**INSTRUCTIONS TO FOLLOW**
Show every line that has the string "style" in it.

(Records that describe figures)
* Begin *

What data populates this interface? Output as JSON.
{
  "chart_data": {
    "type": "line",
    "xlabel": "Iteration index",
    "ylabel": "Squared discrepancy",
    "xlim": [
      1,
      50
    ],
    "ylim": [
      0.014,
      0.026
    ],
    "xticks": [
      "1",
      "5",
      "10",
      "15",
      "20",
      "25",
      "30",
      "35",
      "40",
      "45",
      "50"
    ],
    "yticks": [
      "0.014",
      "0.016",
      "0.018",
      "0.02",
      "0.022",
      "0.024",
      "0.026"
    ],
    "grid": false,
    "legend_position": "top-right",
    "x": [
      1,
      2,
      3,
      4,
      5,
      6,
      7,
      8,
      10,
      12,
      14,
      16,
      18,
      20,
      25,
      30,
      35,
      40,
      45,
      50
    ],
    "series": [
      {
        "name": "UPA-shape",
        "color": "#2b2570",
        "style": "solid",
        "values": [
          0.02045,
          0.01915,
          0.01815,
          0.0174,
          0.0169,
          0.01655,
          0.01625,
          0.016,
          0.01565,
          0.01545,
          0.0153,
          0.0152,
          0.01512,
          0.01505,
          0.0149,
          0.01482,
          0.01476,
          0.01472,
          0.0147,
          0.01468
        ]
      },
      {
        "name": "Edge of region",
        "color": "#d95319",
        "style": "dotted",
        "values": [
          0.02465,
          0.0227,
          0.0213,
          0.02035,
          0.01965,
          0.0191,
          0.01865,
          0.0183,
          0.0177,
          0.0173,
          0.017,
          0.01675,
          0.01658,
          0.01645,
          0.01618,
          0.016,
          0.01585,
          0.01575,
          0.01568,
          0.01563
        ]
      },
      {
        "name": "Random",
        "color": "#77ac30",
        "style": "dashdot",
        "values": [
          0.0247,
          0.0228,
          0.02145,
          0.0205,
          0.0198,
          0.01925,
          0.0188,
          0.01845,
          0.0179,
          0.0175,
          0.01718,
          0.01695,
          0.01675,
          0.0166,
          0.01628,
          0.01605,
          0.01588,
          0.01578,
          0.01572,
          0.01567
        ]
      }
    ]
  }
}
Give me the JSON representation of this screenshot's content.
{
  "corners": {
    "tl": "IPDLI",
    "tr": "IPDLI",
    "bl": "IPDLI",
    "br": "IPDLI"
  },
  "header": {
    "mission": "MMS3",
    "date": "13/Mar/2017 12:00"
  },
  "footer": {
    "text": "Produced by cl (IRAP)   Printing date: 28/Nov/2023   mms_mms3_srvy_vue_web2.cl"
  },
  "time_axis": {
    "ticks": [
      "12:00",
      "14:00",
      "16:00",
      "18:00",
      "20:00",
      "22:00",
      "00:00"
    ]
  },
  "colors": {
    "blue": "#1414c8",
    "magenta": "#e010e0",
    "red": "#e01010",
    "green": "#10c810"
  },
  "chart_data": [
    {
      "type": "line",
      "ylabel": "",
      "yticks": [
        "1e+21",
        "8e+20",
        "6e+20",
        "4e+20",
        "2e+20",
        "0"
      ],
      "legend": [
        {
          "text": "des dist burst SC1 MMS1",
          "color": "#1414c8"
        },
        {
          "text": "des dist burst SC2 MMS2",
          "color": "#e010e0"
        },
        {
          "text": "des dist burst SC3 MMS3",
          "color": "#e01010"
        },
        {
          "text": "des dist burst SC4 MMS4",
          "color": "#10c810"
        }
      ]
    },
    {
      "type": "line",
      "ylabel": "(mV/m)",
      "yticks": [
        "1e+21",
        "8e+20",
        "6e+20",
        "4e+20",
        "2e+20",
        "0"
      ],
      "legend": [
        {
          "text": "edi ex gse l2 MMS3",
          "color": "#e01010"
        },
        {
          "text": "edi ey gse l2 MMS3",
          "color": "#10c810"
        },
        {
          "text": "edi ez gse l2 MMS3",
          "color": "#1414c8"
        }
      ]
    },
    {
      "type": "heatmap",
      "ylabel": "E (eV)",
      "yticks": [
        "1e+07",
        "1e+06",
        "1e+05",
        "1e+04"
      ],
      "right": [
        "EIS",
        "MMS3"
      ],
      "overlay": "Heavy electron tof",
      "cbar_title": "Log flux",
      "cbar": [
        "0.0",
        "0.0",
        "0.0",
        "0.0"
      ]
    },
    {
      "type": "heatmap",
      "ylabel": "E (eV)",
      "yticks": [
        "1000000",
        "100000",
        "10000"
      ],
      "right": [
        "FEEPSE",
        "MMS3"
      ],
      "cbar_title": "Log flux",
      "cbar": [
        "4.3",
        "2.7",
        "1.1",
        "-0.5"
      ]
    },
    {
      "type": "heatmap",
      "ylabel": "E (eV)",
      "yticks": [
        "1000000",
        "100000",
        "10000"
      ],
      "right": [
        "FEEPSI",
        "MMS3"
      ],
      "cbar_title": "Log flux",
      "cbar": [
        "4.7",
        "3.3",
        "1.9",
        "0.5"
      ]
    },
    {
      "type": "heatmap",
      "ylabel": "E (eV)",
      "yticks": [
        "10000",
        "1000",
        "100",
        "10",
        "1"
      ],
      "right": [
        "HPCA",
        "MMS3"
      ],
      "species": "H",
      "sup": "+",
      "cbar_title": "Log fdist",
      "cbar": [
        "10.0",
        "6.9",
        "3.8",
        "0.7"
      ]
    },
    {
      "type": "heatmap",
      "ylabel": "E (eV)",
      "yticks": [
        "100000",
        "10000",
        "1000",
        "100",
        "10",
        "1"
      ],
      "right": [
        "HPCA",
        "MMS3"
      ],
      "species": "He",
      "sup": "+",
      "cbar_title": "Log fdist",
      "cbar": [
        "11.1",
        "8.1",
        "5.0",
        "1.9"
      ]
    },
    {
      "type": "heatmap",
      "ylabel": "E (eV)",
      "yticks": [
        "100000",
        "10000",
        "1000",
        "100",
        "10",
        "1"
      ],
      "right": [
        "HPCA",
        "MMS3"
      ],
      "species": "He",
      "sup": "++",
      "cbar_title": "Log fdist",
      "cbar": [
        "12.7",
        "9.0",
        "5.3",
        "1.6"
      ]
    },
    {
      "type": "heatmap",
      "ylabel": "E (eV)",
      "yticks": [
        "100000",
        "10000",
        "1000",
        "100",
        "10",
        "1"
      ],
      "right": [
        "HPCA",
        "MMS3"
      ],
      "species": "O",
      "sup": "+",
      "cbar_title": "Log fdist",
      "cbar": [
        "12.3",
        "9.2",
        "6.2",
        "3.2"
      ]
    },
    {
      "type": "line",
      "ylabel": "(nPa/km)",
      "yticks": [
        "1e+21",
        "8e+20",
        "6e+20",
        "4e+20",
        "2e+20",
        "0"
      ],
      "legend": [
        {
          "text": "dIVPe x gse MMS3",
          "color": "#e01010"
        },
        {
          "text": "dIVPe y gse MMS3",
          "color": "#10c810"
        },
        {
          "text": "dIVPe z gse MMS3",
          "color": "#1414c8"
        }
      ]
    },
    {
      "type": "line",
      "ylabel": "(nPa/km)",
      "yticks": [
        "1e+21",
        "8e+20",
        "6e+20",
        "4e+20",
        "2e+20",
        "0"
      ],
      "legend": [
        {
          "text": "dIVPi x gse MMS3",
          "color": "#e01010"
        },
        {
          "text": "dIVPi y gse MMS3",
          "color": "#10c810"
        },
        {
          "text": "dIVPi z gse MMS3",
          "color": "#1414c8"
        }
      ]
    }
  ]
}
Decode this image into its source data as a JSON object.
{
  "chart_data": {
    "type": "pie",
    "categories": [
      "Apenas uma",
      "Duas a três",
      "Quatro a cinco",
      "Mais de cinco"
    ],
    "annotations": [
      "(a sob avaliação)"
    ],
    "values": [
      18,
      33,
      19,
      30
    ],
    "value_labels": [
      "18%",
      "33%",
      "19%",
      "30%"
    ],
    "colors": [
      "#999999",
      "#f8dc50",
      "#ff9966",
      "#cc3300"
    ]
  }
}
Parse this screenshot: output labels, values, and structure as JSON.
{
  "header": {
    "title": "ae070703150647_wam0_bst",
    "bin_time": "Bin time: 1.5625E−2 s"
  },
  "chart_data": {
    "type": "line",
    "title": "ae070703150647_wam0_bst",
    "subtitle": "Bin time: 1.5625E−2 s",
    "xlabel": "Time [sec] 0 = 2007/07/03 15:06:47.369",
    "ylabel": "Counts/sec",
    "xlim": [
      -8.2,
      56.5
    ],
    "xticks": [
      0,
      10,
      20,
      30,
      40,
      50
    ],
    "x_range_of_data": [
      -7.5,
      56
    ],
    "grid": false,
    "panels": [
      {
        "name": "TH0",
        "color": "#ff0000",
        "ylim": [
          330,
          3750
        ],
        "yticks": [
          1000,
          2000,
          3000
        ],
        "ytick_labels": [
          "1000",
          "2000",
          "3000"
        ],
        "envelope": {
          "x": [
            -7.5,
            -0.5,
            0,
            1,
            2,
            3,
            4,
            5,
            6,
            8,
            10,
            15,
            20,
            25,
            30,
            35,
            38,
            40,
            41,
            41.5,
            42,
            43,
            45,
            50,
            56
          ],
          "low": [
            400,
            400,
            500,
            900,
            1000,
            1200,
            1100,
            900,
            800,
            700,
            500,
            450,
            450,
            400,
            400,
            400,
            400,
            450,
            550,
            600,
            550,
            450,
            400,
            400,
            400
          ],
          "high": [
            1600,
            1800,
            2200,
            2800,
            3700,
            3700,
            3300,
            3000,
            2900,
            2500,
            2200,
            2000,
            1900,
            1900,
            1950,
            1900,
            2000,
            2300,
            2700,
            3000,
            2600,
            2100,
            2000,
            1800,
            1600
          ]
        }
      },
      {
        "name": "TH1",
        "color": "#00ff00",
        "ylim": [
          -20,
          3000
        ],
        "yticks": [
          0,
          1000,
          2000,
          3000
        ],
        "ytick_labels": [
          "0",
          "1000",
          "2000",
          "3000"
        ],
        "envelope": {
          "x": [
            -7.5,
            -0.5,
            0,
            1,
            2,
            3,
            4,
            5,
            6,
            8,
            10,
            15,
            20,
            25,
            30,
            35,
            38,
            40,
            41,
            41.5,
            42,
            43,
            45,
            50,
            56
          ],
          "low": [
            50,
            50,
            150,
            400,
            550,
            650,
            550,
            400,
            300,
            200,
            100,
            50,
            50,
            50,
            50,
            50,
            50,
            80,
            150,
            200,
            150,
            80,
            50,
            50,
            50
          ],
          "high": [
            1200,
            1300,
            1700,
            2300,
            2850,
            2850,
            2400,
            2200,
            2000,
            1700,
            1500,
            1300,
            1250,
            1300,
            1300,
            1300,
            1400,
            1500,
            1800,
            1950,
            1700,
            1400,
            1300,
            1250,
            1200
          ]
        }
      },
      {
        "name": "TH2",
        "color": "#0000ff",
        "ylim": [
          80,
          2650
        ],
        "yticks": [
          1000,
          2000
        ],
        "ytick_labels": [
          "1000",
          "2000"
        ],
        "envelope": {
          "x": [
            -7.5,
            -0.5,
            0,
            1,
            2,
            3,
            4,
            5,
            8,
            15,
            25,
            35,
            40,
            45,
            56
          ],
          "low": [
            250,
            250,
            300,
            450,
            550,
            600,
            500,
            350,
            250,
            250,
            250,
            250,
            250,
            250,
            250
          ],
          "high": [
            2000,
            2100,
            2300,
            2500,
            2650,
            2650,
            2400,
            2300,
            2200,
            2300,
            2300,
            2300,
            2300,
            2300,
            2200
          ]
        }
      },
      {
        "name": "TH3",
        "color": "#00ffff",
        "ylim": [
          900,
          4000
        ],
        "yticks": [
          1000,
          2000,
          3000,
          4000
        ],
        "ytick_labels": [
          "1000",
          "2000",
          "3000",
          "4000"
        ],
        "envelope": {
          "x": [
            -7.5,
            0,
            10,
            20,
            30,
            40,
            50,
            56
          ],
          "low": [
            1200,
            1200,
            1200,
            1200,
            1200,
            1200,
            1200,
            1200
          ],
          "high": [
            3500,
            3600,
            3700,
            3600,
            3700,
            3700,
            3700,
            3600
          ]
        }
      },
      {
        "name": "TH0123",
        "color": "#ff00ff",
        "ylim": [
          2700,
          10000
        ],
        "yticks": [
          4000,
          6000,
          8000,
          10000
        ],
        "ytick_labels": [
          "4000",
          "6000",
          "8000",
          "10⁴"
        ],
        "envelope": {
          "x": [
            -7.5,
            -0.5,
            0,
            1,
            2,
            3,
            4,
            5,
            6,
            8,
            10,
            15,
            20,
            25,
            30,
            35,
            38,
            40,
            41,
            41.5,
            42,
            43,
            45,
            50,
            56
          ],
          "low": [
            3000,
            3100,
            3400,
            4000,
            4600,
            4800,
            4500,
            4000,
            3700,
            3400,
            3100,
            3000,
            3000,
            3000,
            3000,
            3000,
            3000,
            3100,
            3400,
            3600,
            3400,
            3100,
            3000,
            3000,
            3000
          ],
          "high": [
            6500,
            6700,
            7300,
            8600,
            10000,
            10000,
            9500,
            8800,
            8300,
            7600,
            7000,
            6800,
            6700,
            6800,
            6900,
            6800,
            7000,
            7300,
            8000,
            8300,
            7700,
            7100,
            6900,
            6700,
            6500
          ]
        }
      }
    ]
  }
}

* End *

**WRITTEN REPLY**
        "style": "solid",
        "style": "dotted",
        "style": "dashdot",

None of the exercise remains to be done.